• Extracted data entries:
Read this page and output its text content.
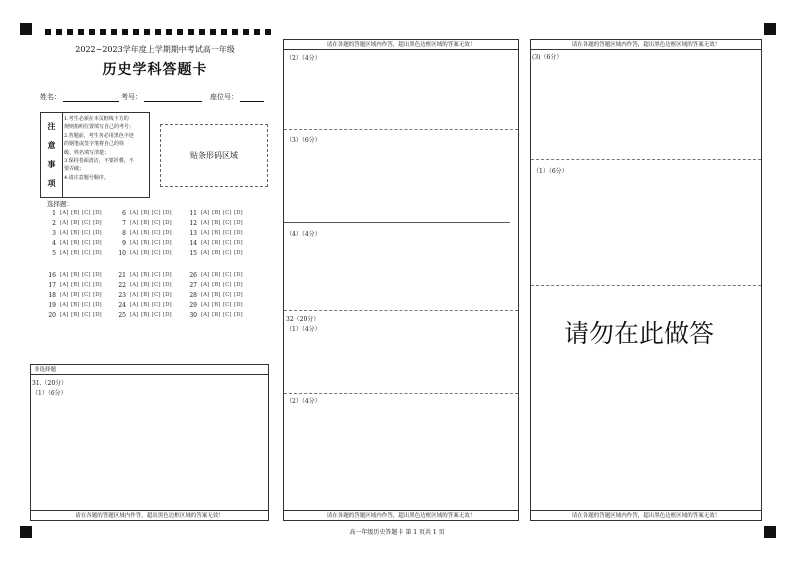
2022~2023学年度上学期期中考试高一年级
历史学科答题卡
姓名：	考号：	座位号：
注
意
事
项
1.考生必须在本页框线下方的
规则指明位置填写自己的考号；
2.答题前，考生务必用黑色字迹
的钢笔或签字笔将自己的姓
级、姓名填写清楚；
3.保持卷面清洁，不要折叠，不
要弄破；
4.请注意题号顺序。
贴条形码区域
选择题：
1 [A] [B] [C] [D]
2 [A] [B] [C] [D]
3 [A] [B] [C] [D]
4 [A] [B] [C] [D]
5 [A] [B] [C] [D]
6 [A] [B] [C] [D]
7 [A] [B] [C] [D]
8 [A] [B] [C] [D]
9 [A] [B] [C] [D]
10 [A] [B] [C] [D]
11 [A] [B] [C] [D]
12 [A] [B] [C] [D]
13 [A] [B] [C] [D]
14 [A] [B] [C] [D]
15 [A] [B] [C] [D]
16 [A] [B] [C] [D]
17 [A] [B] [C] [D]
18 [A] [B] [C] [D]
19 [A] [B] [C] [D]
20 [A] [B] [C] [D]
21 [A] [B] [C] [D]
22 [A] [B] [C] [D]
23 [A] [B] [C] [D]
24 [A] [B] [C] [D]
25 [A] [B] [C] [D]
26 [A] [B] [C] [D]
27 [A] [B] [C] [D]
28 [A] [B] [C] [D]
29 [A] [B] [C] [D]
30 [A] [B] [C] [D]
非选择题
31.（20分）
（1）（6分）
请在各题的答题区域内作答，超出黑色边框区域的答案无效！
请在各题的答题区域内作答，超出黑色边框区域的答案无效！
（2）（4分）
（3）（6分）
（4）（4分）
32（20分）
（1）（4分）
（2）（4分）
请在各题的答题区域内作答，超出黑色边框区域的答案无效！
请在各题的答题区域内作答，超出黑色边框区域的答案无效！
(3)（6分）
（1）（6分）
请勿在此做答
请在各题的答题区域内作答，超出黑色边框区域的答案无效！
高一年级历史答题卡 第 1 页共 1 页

• REQUIREMENTS:
Reproduce every line precisely as given, omitting all pictures.

• WORKED ANSWER:
Read this page and output its text content.
2022~2023学年度上学期期中考试高一年级
历史学科答题卡
姓名：	考号：	座位号：
注
意
事
项
1.考生必须在本页框线下方的
规则指明位置填写自己的考号；
2.答题前，考生务必用黑色字迹
的钢笔或签字笔将自己的姓
级、姓名填写清楚；
3.保持卷面清洁，不要折叠，不
要弄破；
4.请注意题号顺序。
贴条形码区域
选择题：
1 [A] [B] [C] [D]
2 [A] [B] [C] [D]
3 [A] [B] [C] [D]
4 [A] [B] [C] [D]
5 [A] [B] [C] [D]
6 [A] [B] [C] [D]
7 [A] [B] [C] [D]
8 [A] [B] [C] [D]
9 [A] [B] [C] [D]
10 [A] [B] [C] [D]
11 [A] [B] [C] [D]
12 [A] [B] [C] [D]
13 [A] [B] [C] [D]
14 [A] [B] [C] [D]
15 [A] [B] [C] [D]
16 [A] [B] [C] [D]
17 [A] [B] [C] [D]
18 [A] [B] [C] [D]
19 [A] [B] [C] [D]
20 [A] [B] [C] [D]
21 [A] [B] [C] [D]
22 [A] [B] [C] [D]
23 [A] [B] [C] [D]
24 [A] [B] [C] [D]
25 [A] [B] [C] [D]
26 [A] [B] [C] [D]
27 [A] [B] [C] [D]
28 [A] [B] [C] [D]
29 [A] [B] [C] [D]
30 [A] [B] [C] [D]
非选择题
31.（20分）
（1）（6分）
请在各题的答题区域内作答，超出黑色边框区域的答案无效！
请在各题的答题区域内作答，超出黑色边框区域的答案无效！
（2）（4分）
（3）（6分）
（4）（4分）
32（20分）
（1）（4分）
（2）（4分）
请在各题的答题区域内作答，超出黑色边框区域的答案无效！
请在各题的答题区域内作答，超出黑色边框区域的答案无效！
(3)（6分）
（1）（6分）
请勿在此做答
请在各题的答题区域内作答，超出黑色边框区域的答案无效！
高一年级历史答题卡 第 1 页共 1 页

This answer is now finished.